## [DATA TO USE]
_ _ _ _ _
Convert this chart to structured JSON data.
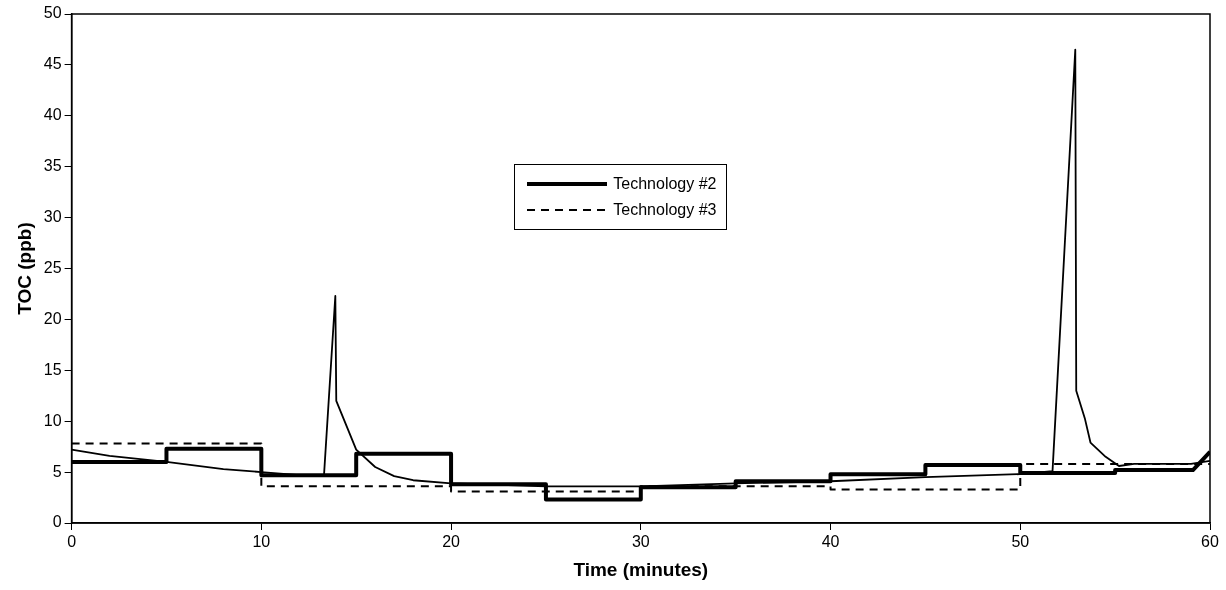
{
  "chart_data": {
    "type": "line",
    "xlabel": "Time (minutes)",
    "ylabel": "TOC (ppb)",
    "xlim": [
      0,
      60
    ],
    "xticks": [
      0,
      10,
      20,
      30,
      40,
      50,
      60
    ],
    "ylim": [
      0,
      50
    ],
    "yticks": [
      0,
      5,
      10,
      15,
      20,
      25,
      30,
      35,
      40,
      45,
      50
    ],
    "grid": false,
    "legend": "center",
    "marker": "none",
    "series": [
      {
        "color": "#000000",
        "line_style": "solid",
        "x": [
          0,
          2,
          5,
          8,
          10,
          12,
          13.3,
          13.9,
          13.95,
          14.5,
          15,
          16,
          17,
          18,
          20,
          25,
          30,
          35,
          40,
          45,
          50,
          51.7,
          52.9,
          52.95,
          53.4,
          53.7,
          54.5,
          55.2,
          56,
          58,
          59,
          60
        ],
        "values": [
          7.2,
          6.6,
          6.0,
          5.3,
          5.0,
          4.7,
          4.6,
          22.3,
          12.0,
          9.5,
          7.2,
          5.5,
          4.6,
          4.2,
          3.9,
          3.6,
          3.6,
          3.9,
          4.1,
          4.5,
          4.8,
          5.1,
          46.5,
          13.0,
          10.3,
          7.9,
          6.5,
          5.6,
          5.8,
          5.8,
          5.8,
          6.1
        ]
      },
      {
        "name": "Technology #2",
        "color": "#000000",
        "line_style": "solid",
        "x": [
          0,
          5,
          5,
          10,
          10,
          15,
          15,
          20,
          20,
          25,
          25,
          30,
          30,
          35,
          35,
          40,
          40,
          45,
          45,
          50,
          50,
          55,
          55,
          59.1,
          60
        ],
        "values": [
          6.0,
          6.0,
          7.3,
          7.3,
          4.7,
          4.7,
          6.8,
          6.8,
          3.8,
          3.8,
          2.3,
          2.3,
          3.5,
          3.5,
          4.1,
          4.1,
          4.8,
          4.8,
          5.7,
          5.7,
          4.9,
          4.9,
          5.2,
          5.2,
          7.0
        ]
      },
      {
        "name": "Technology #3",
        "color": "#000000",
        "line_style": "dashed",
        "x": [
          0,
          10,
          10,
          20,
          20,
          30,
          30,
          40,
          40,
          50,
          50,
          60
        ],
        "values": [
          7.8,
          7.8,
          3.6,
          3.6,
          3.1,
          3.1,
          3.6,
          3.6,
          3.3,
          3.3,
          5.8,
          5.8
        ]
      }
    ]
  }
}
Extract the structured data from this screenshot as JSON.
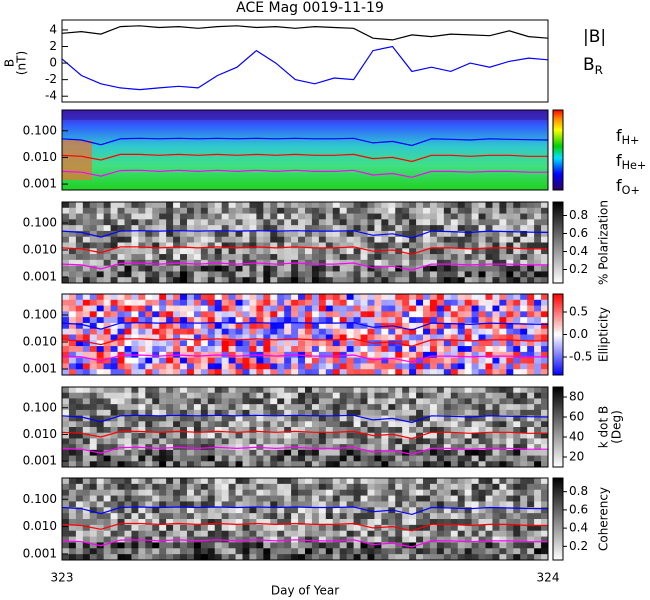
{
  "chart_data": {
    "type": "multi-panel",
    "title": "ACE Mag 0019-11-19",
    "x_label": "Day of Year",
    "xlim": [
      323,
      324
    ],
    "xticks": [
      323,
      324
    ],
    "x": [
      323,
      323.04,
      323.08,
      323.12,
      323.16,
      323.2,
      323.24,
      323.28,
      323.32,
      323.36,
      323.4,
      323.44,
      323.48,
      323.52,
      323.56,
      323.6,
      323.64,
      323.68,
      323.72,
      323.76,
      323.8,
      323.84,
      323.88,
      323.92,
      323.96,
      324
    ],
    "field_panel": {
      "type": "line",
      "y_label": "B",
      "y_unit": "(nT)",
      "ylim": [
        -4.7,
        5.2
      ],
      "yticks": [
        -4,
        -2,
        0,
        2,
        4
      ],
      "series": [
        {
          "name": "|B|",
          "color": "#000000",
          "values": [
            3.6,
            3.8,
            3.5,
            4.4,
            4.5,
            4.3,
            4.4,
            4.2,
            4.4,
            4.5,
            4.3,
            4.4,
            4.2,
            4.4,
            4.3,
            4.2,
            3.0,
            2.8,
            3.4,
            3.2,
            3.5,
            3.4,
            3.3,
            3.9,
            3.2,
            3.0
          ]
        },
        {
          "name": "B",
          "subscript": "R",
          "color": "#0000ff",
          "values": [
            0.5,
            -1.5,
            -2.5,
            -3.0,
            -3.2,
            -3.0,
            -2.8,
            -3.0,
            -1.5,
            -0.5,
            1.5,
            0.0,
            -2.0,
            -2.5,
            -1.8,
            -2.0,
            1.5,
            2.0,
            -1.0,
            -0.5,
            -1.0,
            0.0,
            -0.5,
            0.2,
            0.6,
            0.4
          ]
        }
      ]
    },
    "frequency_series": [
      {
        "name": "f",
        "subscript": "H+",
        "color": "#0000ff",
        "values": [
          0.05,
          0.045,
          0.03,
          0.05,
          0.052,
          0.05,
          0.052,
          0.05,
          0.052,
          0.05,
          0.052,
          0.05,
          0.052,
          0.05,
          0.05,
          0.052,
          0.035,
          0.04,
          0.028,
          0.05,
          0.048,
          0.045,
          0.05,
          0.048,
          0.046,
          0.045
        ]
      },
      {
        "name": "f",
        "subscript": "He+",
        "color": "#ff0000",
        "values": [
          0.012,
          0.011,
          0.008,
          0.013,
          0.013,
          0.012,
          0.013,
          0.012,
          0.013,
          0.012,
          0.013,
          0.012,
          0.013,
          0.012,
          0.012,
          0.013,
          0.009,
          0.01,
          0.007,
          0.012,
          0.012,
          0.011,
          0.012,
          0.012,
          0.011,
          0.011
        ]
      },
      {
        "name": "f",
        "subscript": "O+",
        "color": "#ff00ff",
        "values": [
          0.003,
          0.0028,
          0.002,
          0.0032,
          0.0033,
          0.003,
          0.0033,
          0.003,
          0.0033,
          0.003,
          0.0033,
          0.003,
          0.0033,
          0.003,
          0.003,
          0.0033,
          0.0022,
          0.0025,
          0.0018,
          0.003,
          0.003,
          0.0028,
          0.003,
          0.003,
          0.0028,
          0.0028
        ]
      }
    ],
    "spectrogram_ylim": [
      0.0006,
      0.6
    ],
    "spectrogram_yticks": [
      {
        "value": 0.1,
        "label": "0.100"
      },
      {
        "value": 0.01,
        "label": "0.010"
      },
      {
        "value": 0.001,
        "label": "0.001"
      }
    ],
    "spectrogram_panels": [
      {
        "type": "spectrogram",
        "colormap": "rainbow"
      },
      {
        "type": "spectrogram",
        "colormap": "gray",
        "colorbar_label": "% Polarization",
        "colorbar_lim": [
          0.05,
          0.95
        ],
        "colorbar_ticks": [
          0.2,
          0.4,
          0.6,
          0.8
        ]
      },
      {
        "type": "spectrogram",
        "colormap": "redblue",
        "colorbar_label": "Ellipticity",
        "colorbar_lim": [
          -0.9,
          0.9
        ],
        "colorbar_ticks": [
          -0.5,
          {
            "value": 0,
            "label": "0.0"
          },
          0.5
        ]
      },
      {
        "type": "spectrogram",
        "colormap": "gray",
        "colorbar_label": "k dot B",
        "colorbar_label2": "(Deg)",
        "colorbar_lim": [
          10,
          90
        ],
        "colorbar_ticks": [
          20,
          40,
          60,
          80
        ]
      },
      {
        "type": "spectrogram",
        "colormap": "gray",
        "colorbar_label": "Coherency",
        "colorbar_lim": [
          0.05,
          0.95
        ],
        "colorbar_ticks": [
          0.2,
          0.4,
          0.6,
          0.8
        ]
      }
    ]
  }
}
_ _ _ _ _
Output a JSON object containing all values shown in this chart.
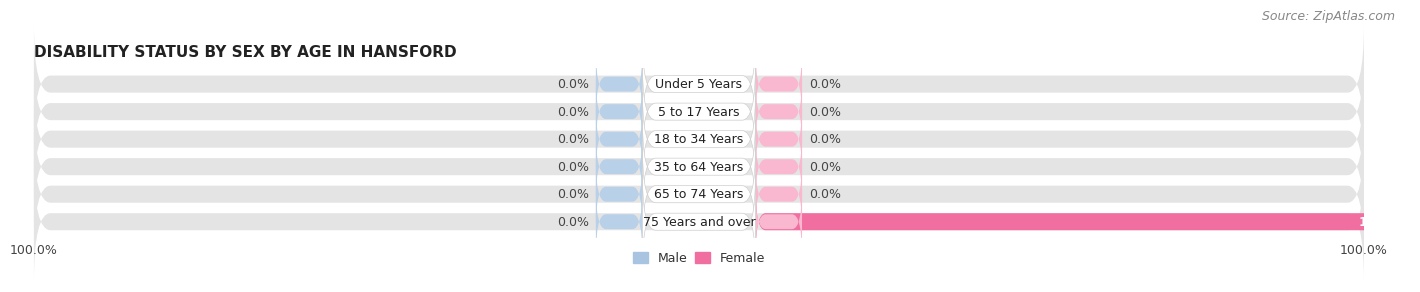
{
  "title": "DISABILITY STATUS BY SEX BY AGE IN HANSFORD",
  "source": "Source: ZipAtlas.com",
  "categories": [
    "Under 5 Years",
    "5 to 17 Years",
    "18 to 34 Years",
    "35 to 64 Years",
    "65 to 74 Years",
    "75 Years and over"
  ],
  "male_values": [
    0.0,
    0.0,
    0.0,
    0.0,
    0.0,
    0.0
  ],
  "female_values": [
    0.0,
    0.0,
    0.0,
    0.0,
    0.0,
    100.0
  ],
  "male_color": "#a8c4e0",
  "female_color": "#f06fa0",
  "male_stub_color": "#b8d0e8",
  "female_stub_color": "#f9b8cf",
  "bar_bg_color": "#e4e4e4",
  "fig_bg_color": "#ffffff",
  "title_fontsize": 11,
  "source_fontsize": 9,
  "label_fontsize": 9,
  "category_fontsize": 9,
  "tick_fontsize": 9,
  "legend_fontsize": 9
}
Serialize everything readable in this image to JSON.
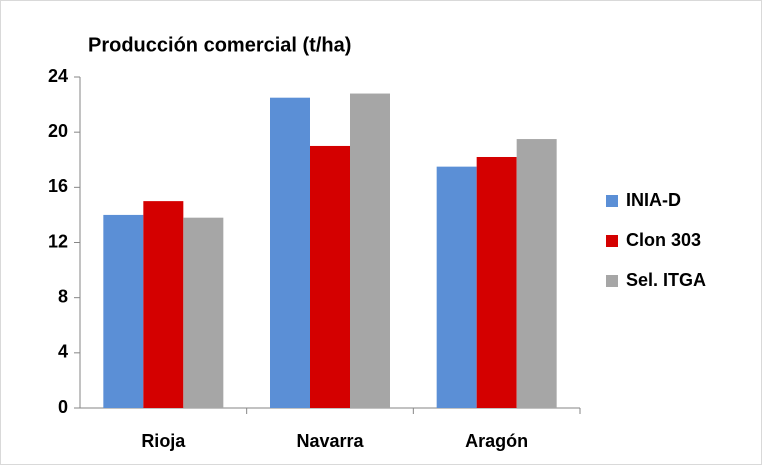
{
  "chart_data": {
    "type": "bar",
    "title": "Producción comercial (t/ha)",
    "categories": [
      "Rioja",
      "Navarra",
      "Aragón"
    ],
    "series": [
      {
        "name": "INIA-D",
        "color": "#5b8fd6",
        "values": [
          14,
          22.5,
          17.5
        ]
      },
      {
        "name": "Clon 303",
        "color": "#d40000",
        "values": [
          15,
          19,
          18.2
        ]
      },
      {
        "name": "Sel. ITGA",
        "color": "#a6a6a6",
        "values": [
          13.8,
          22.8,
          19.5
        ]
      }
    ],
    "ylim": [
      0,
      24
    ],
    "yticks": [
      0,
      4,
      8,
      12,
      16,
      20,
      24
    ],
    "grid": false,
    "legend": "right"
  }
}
_ _ _ _ _
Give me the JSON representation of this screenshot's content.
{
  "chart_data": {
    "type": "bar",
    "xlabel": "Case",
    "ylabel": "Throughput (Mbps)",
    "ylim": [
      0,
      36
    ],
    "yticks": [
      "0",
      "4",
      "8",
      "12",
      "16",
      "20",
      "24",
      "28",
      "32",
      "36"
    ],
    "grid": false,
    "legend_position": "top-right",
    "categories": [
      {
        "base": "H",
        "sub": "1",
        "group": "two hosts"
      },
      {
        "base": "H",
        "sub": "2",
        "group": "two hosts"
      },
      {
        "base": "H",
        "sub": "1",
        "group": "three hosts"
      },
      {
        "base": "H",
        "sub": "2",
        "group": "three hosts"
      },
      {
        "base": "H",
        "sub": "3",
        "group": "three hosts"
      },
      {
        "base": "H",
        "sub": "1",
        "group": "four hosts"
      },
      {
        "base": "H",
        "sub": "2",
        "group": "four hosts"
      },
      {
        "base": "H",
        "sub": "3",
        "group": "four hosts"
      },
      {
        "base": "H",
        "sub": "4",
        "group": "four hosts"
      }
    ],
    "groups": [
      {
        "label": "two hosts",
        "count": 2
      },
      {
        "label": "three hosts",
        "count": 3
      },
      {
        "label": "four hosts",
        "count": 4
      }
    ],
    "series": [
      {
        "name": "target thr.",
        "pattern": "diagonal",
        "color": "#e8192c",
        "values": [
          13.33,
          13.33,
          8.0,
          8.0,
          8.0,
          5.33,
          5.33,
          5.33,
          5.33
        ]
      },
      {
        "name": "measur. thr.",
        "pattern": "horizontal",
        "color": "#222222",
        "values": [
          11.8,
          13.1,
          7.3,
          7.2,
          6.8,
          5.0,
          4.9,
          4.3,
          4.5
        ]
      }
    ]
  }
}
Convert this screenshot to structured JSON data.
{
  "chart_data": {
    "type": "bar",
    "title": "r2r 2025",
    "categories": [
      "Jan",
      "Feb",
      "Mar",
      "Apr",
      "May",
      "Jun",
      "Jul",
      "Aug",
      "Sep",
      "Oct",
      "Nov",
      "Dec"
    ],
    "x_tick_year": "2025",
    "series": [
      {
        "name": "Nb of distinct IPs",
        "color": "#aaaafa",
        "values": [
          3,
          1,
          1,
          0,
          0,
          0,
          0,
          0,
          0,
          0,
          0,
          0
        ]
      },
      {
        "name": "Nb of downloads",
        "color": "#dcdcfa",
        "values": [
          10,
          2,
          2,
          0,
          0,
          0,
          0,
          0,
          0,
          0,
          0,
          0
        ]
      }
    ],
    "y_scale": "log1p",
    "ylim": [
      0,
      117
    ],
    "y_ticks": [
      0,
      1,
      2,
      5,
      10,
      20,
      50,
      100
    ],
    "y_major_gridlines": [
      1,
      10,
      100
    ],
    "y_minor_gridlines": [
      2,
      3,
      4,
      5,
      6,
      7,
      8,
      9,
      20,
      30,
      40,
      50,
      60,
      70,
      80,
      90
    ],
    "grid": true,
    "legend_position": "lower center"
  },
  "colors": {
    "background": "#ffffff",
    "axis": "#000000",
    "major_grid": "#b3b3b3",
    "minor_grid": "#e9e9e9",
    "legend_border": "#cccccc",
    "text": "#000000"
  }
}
_ _ _ _ _
## [SHORT PROBLEM]
Report all lines of the data above that include the string "subscript".

## [FINISHED EXERCISE]
          "subscript": "R",
        "subscript": "H+",
        "subscript": "He+",
        "subscript": "O+",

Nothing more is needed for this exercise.